→ INSTRUCTIONS TO FOLLOW
Output all of the entries below precisely as written.

Records from a data collection
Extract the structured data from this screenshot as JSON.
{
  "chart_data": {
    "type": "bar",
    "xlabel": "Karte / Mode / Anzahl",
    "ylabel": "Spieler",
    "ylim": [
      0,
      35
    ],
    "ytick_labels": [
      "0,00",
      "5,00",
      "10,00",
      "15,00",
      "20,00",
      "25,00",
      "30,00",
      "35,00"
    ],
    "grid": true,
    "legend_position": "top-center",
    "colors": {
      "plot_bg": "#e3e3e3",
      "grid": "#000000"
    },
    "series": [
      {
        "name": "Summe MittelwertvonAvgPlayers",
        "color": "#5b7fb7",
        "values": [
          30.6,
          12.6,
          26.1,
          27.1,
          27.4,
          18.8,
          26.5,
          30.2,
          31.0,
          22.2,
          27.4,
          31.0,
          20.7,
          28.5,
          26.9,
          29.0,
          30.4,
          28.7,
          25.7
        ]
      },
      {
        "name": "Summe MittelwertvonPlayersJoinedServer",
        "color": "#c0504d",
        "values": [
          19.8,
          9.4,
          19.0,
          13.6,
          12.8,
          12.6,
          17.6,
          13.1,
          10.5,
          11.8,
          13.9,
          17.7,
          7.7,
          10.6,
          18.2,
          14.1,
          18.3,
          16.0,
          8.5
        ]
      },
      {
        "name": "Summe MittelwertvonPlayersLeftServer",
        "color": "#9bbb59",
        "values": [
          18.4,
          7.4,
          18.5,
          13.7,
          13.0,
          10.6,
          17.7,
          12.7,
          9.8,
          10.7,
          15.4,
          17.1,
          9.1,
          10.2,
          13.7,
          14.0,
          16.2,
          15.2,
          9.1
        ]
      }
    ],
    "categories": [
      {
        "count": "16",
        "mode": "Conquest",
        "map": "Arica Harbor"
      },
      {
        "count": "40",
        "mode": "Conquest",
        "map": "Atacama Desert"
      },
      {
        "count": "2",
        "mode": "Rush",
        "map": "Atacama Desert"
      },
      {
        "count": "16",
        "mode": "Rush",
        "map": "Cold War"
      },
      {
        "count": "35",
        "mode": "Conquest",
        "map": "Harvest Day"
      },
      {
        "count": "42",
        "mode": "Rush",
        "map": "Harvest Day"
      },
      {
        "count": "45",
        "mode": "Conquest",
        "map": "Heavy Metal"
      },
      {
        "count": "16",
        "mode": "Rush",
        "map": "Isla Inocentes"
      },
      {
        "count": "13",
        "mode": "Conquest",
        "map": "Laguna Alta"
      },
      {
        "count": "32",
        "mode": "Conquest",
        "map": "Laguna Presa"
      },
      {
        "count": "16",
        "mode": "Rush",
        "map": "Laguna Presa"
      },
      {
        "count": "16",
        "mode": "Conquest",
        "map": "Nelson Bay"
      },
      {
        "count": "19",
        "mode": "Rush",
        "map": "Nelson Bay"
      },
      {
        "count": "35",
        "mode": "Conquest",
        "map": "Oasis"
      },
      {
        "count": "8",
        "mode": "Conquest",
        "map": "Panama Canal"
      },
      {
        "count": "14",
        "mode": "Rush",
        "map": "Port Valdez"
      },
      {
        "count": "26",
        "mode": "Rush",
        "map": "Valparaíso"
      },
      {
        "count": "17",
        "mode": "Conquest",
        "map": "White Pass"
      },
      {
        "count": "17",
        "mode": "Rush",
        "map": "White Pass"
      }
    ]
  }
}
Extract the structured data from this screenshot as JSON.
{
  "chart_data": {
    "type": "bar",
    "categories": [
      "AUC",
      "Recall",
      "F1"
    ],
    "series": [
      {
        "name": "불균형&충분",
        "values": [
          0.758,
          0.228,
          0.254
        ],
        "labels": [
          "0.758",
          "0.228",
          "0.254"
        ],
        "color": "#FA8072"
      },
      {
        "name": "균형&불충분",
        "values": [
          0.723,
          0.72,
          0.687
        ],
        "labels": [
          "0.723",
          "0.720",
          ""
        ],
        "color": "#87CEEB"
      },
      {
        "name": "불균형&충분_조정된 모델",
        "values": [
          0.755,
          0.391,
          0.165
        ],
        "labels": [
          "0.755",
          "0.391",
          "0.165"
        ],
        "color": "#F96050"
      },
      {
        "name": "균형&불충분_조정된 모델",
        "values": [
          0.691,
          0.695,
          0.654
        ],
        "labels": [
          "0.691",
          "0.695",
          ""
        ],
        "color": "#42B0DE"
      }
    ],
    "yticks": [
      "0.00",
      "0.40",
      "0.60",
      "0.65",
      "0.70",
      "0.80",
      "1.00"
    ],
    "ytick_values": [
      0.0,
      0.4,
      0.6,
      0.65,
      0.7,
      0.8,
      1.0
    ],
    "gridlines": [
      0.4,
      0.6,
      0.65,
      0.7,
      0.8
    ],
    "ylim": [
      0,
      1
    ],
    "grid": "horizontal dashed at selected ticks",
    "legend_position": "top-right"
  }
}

→ FINAL RESULT
Extract the structured data from this screenshot as JSON.
{
  "chart_data": {
    "type": "bar",
    "xlabel": "Karte / Mode / Anzahl",
    "ylabel": "Spieler",
    "ylim": [
      0,
      35
    ],
    "ytick_labels": [
      "0,00",
      "5,00",
      "10,00",
      "15,00",
      "20,00",
      "25,00",
      "30,00",
      "35,00"
    ],
    "grid": true,
    "legend_position": "top-center",
    "colors": {
      "plot_bg": "#e3e3e3",
      "grid": "#000000"
    },
    "series": [
      {
        "name": "Summe MittelwertvonAvgPlayers",
        "color": "#5b7fb7",
        "values": [
          30.6,
          12.6,
          26.1,
          27.1,
          27.4,
          18.8,
          26.5,
          30.2,
          31.0,
          22.2,
          27.4,
          31.0,
          20.7,
          28.5,
          26.9,
          29.0,
          30.4,
          28.7,
          25.7
        ]
      },
      {
        "name": "Summe MittelwertvonPlayersJoinedServer",
        "color": "#c0504d",
        "values": [
          19.8,
          9.4,
          19.0,
          13.6,
          12.8,
          12.6,
          17.6,
          13.1,
          10.5,
          11.8,
          13.9,
          17.7,
          7.7,
          10.6,
          18.2,
          14.1,
          18.3,
          16.0,
          8.5
        ]
      },
      {
        "name": "Summe MittelwertvonPlayersLeftServer",
        "color": "#9bbb59",
        "values": [
          18.4,
          7.4,
          18.5,
          13.7,
          13.0,
          10.6,
          17.7,
          12.7,
          9.8,
          10.7,
          15.4,
          17.1,
          9.1,
          10.2,
          13.7,
          14.0,
          16.2,
          15.2,
          9.1
        ]
      }
    ],
    "categories": [
      {
        "count": "16",
        "mode": "Conquest",
        "map": "Arica Harbor"
      },
      {
        "count": "40",
        "mode": "Conquest",
        "map": "Atacama Desert"
      },
      {
        "count": "2",
        "mode": "Rush",
        "map": "Atacama Desert"
      },
      {
        "count": "16",
        "mode": "Rush",
        "map": "Cold War"
      },
      {
        "count": "35",
        "mode": "Conquest",
        "map": "Harvest Day"
      },
      {
        "count": "42",
        "mode": "Rush",
        "map": "Harvest Day"
      },
      {
        "count": "45",
        "mode": "Conquest",
        "map": "Heavy Metal"
      },
      {
        "count": "16",
        "mode": "Rush",
        "map": "Isla Inocentes"
      },
      {
        "count": "13",
        "mode": "Conquest",
        "map": "Laguna Alta"
      },
      {
        "count": "32",
        "mode": "Conquest",
        "map": "Laguna Presa"
      },
      {
        "count": "16",
        "mode": "Rush",
        "map": "Laguna Presa"
      },
      {
        "count": "16",
        "mode": "Conquest",
        "map": "Nelson Bay"
      },
      {
        "count": "19",
        "mode": "Rush",
        "map": "Nelson Bay"
      },
      {
        "count": "35",
        "mode": "Conquest",
        "map": "Oasis"
      },
      {
        "count": "8",
        "mode": "Conquest",
        "map": "Panama Canal"
      },
      {
        "count": "14",
        "mode": "Rush",
        "map": "Port Valdez"
      },
      {
        "count": "26",
        "mode": "Rush",
        "map": "Valparaíso"
      },
      {
        "count": "17",
        "mode": "Conquest",
        "map": "White Pass"
      },
      {
        "count": "17",
        "mode": "Rush",
        "map": "White Pass"
      }
    ]
  }
}
Extract the structured data from this screenshot as JSON.
{
  "chart_data": {
    "type": "bar",
    "categories": [
      "AUC",
      "Recall",
      "F1"
    ],
    "series": [
      {
        "name": "불균형&충분",
        "values": [
          0.758,
          0.228,
          0.254
        ],
        "labels": [
          "0.758",
          "0.228",
          "0.254"
        ],
        "color": "#FA8072"
      },
      {
        "name": "균형&불충분",
        "values": [
          0.723,
          0.72,
          0.687
        ],
        "labels": [
          "0.723",
          "0.720",
          ""
        ],
        "color": "#87CEEB"
      },
      {
        "name": "불균형&충분_조정된 모델",
        "values": [
          0.755,
          0.391,
          0.165
        ],
        "labels": [
          "0.755",
          "0.391",
          "0.165"
        ],
        "color": "#F96050"
      },
      {
        "name": "균형&불충분_조정된 모델",
        "values": [
          0.691,
          0.695,
          0.654
        ],
        "labels": [
          "0.691",
          "0.695",
          ""
        ],
        "color": "#42B0DE"
      }
    ],
    "yticks": [
      "0.00",
      "0.40",
      "0.60",
      "0.65",
      "0.70",
      "0.80",
      "1.00"
    ],
    "ytick_values": [
      0.0,
      0.4,
      0.6,
      0.65,
      0.7,
      0.8,
      1.0
    ],
    "gridlines": [
      0.4,
      0.6,
      0.65,
      0.7,
      0.8
    ],
    "ylim": [
      0,
      1
    ],
    "grid": "horizontal dashed at selected ticks",
    "legend_position": "top-right"
  }
}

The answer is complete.